PROBLEM STATEMENT: Reading the listing below, count the lines that contain the word "monitor" and give that count alone.

════════

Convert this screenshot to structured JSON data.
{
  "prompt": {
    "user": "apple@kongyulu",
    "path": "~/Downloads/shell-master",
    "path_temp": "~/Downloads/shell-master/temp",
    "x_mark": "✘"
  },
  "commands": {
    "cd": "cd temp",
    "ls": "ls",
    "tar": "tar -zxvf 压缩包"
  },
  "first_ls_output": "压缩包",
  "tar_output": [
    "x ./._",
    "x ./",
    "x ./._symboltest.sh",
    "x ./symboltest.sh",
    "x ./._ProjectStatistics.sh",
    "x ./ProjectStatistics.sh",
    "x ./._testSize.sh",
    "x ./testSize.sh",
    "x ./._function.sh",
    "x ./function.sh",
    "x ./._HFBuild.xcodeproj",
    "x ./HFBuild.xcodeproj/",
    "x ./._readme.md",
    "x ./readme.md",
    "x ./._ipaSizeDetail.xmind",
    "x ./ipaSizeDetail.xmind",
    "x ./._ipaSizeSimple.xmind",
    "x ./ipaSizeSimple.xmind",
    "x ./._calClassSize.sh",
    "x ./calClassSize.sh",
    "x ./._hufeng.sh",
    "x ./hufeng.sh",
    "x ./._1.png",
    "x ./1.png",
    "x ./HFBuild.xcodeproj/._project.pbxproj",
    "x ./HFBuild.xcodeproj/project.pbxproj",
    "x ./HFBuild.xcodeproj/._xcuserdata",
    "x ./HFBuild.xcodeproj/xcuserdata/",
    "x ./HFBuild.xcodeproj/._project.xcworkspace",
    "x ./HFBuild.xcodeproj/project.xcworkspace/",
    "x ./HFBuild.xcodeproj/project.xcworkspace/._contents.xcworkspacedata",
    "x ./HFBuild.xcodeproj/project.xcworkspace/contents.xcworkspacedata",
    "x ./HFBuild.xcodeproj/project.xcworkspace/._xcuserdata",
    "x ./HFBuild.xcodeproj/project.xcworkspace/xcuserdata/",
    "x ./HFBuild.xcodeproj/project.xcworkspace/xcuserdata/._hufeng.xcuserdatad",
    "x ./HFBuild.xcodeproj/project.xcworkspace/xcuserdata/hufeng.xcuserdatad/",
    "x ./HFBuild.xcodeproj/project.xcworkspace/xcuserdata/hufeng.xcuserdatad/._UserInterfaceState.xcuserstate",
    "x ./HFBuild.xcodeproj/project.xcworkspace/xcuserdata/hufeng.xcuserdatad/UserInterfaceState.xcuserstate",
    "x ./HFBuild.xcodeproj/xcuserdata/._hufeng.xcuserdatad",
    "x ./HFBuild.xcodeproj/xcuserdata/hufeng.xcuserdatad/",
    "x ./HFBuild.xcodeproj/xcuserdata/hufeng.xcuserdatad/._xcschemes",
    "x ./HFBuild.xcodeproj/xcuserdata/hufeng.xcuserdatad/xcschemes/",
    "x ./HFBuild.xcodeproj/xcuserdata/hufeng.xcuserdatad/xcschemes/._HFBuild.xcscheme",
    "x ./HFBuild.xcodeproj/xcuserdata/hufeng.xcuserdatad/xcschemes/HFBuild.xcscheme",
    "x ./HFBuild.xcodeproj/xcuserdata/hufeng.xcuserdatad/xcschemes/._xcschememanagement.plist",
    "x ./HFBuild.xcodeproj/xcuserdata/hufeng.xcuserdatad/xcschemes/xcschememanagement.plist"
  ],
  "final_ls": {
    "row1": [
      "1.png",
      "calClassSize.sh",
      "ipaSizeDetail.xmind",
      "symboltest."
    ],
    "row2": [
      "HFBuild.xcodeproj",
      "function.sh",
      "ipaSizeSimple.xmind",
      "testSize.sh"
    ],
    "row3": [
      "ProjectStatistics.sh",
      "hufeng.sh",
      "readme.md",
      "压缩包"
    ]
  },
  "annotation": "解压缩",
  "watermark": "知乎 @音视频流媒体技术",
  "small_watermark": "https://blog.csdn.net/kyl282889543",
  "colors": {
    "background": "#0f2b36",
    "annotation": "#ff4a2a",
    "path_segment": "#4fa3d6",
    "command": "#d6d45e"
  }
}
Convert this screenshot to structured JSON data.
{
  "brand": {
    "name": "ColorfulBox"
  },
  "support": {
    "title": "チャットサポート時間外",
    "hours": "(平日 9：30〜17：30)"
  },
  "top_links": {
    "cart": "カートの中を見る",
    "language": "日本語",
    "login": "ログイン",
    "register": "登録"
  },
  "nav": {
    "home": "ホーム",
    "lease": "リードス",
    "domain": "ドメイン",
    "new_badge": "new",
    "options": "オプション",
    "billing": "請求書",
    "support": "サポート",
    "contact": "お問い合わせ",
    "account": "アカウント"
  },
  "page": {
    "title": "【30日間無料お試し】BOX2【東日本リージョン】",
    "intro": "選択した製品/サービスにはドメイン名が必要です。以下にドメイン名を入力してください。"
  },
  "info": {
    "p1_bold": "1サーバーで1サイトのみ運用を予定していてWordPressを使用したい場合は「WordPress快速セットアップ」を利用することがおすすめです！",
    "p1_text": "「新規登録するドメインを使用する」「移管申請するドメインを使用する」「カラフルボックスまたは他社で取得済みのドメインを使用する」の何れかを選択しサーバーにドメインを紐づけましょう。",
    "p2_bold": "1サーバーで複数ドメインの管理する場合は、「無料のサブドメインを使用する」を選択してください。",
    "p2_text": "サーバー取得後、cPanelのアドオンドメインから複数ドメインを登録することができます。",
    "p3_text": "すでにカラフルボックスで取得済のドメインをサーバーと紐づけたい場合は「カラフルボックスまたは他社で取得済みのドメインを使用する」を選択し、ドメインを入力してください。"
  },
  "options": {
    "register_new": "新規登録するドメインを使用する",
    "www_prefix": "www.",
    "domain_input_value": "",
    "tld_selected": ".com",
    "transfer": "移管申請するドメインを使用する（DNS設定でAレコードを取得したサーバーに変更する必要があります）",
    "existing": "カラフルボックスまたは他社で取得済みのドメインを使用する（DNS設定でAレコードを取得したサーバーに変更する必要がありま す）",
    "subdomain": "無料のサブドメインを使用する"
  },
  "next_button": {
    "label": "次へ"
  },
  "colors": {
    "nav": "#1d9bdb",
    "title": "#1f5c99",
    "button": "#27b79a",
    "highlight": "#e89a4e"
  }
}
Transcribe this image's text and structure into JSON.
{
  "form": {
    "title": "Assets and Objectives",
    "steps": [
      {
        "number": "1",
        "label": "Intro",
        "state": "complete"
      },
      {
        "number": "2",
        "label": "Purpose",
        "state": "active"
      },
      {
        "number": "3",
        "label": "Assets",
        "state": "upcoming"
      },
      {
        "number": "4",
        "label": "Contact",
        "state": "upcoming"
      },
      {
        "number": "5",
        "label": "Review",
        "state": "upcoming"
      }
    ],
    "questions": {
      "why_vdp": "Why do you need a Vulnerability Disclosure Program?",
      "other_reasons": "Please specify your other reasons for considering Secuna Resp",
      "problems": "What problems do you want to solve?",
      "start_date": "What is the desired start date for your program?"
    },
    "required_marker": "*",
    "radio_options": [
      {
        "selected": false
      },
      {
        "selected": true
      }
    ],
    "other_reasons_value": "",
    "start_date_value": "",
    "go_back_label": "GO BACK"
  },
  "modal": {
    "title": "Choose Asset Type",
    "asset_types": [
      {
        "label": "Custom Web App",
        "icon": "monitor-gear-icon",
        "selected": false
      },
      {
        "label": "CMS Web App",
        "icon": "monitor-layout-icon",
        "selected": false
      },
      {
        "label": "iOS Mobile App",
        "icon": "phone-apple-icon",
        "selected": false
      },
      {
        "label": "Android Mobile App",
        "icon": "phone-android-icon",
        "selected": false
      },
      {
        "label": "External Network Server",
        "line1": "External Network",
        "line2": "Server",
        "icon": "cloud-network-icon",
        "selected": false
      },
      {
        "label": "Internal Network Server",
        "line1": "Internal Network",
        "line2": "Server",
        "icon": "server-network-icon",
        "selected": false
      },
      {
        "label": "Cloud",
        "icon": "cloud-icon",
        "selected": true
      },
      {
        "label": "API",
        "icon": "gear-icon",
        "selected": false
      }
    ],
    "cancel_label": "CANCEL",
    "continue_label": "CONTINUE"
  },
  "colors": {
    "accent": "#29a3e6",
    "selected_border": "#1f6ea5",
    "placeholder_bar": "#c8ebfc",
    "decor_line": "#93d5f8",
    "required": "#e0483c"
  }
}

════════

ANSWER IN FULL: 2